Problem requirements
Print, without altering anything, the lines from the one that holds "Transcribe this image's" to the one that holds "Output a JSON", inclusive. No other lines belong in the output.
>> start Supplied information
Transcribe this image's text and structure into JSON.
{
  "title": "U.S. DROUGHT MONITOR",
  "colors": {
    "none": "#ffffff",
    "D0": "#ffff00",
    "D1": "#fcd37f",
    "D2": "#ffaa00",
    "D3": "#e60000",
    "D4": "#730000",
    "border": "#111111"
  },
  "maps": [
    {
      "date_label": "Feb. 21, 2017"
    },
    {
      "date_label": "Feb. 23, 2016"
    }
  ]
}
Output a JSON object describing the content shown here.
>> end Supplied information
>> start Supplied information
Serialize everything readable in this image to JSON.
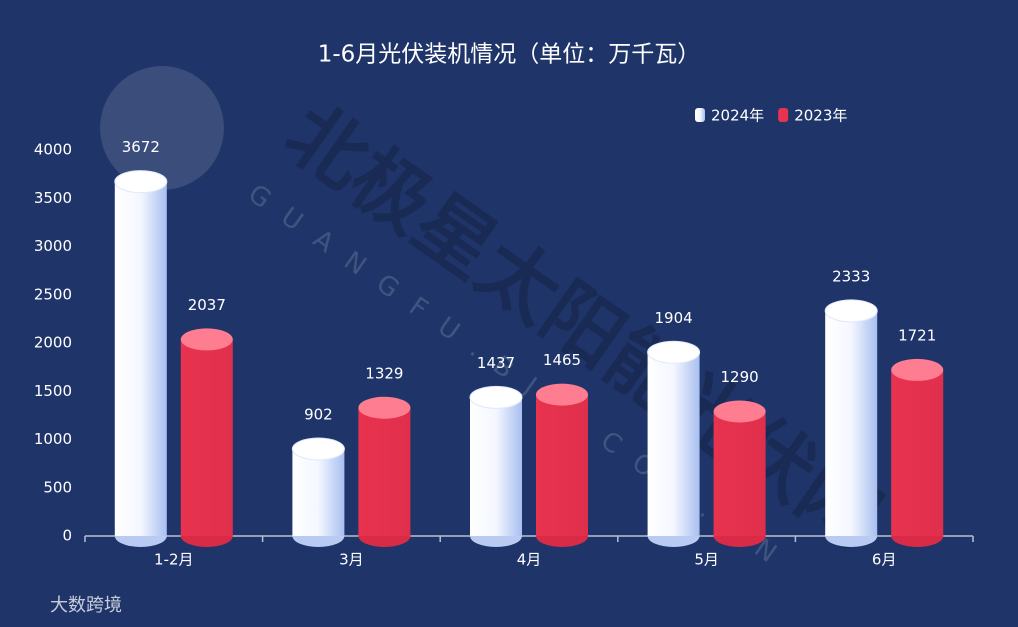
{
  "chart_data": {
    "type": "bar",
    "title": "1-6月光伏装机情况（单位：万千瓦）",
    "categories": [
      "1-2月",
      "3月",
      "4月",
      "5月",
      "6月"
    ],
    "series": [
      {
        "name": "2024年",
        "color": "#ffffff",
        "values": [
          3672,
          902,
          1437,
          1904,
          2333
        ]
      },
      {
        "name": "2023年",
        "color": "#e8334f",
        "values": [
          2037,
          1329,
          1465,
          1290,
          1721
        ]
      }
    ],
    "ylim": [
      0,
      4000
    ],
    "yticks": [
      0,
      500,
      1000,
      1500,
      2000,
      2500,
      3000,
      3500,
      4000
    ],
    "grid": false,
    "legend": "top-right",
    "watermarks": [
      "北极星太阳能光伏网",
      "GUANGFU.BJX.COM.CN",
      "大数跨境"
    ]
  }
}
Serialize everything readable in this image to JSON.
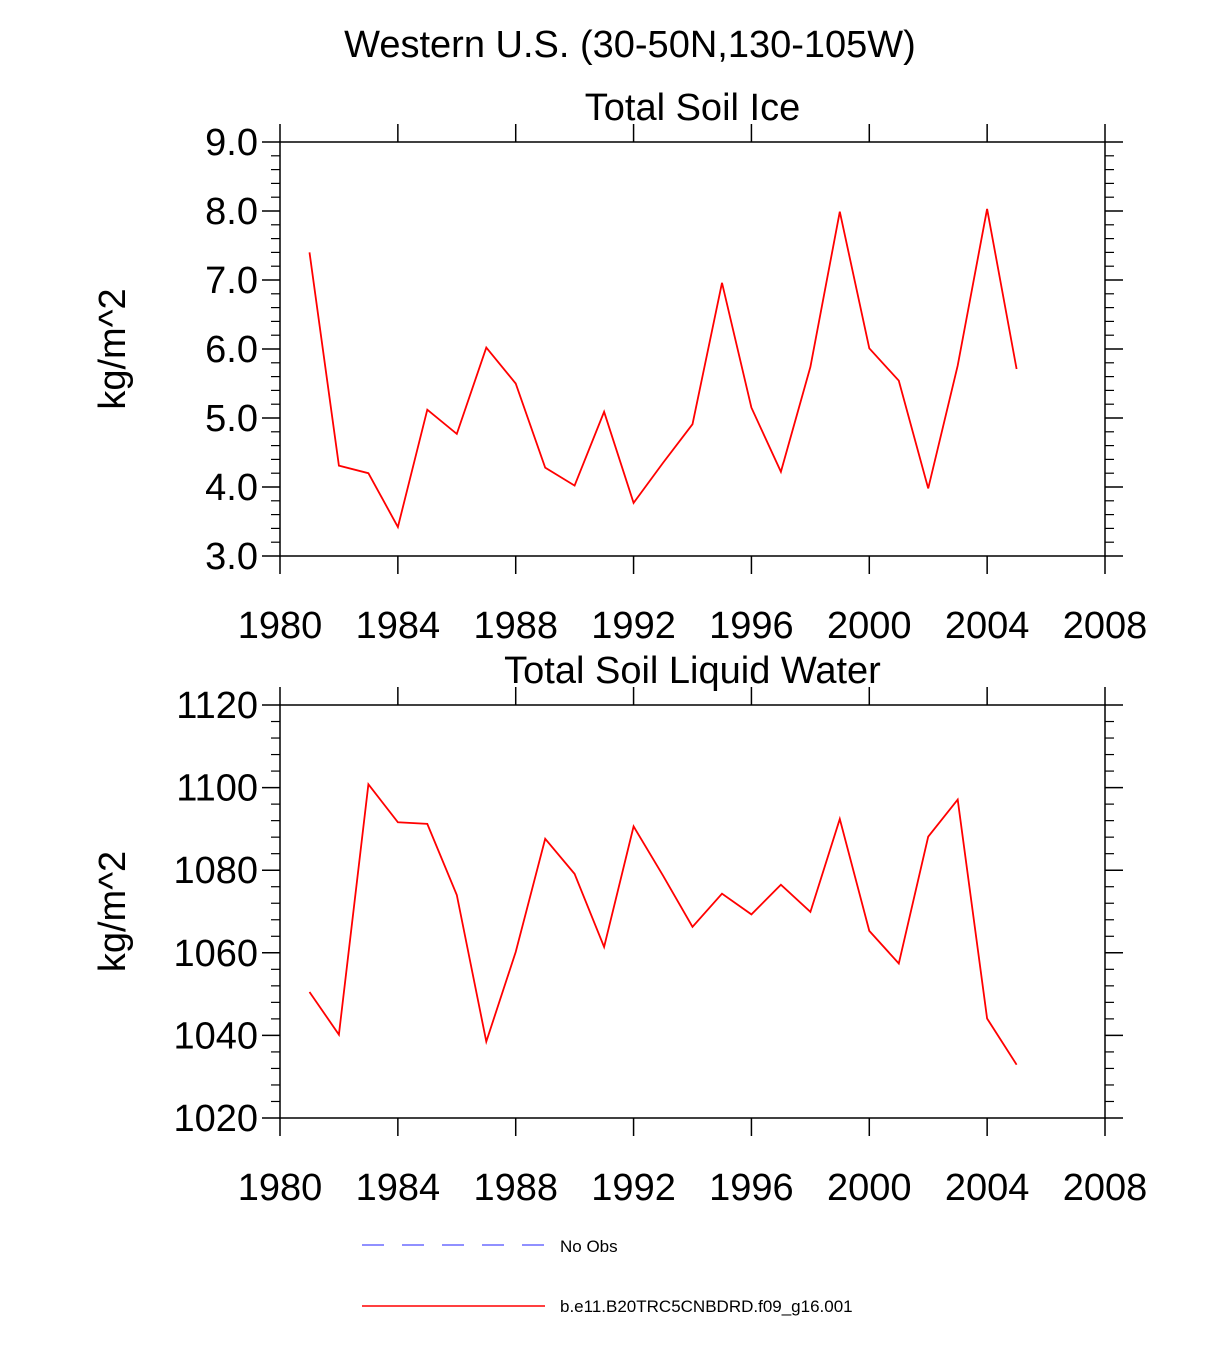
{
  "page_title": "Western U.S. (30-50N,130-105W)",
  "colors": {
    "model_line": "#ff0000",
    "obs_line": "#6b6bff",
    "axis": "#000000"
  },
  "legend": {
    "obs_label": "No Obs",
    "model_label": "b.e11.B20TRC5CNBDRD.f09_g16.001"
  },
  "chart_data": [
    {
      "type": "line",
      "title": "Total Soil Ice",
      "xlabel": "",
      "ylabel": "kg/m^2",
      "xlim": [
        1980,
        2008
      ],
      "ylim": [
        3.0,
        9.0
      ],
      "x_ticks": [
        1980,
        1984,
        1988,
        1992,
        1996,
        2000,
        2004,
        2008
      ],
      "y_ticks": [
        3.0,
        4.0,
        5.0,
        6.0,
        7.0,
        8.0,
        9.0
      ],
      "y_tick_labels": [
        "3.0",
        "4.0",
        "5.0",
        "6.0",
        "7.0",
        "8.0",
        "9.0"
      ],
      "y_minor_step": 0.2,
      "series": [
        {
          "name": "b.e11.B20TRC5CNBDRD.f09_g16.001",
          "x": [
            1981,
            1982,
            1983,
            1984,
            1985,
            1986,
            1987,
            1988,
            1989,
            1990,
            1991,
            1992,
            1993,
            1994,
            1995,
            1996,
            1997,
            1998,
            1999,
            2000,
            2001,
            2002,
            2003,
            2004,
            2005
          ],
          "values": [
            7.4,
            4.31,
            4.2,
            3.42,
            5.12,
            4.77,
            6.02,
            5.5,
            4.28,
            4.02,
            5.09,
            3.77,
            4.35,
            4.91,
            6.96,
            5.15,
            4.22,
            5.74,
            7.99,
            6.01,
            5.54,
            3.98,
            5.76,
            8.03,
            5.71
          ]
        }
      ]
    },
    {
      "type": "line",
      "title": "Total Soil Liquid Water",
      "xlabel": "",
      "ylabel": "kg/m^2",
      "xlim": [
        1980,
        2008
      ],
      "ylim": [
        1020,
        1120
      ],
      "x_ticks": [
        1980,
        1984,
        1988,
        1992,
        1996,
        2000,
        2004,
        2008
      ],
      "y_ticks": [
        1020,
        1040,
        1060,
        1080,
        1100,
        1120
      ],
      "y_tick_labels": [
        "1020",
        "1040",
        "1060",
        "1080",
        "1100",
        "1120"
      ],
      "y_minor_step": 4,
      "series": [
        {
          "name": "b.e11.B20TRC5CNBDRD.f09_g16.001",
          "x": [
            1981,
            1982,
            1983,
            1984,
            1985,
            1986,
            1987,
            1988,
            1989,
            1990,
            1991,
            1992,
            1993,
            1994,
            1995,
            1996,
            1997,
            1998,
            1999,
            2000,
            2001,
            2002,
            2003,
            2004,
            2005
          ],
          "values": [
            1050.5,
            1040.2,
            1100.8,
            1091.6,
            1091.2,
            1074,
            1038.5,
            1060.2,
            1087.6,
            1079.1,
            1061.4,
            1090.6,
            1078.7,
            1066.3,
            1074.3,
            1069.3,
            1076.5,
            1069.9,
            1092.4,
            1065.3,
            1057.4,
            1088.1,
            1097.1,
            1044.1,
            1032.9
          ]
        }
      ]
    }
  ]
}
>> end Supplied information
Task output
Transcribe this image's text and structure into JSON.
{
  "title": "U.S. DROUGHT MONITOR",
  "colors": {
    "none": "#ffffff",
    "D0": "#ffff00",
    "D1": "#fcd37f",
    "D2": "#ffaa00",
    "D3": "#e60000",
    "D4": "#730000",
    "border": "#111111"
  },
  "maps": [
    {
      "date_label": "Feb. 21, 2017"
    },
    {
      "date_label": "Feb. 23, 2016"
    }
  ]
}
Output a JSON object describing the content shown here.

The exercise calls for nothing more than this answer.